● **MATERIAL**:
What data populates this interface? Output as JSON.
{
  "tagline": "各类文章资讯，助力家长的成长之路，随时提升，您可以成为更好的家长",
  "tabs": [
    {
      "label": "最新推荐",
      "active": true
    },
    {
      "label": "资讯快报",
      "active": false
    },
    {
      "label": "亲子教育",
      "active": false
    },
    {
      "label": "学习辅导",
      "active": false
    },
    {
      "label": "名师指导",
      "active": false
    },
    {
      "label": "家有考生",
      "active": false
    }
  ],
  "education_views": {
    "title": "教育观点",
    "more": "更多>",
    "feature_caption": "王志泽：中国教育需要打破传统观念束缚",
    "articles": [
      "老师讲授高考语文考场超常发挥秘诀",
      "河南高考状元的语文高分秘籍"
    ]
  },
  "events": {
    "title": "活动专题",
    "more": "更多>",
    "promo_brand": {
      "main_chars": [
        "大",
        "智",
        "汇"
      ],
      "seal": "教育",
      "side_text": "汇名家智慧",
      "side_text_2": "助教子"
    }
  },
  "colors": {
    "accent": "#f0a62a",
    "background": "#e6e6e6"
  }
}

● **TASK DIRECTIONS**:
Copy each line holding the word "label" from the listing above.

● **RESULT OF THIS TASK**:
      "label": "最新推荐",
      "label": "资讯快报",
      "label": "亲子教育",
      "label": "学习辅导",
      "label": "名师指导",
      "label": "家有考生",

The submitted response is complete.